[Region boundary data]
+ + + + + + +
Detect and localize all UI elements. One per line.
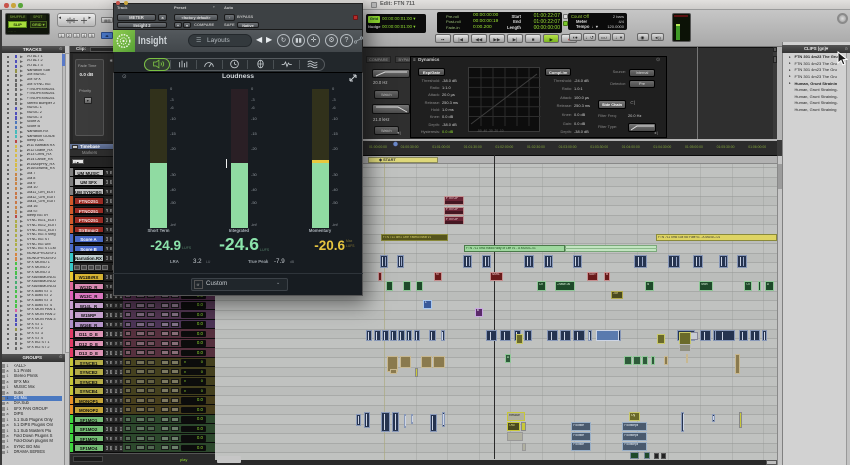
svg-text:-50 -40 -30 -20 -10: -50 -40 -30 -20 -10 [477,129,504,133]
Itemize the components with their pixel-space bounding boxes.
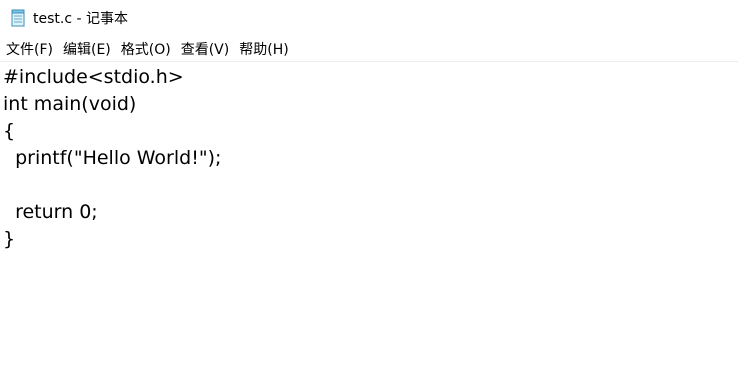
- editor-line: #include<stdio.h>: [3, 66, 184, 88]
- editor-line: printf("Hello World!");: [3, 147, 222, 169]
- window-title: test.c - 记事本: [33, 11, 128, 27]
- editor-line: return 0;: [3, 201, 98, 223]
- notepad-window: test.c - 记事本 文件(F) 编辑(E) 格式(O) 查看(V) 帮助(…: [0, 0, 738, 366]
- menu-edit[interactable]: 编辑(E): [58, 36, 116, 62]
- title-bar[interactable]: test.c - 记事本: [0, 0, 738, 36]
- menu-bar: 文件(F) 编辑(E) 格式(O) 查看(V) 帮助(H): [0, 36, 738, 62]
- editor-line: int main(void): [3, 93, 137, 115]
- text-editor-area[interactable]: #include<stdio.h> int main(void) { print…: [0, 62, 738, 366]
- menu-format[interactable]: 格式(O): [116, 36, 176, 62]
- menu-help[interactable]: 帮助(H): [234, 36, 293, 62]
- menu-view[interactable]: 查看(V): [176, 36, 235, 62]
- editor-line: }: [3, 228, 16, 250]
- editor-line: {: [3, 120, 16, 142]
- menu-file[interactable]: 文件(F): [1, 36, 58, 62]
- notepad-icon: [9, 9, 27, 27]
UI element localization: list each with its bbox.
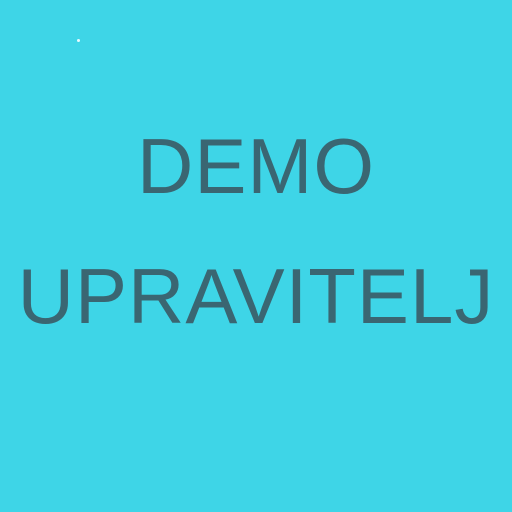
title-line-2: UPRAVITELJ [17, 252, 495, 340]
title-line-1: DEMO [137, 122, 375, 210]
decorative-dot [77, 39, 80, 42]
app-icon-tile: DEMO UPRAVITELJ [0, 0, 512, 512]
+ + + + + + +
GIVEN TASK
Set down the lines from the start of the records through the line containing "Itemize the components", inclusive, with the pictures left out.

OUTPUT FOR THIS TASK
Detect and localize all UI elements. One per line.
svg-text:-50 -40 -30 -20 -10: -50 -40 -30 -20 -10 [477,129,504,133]
Itemize the components with their pixel-space bounding boxes.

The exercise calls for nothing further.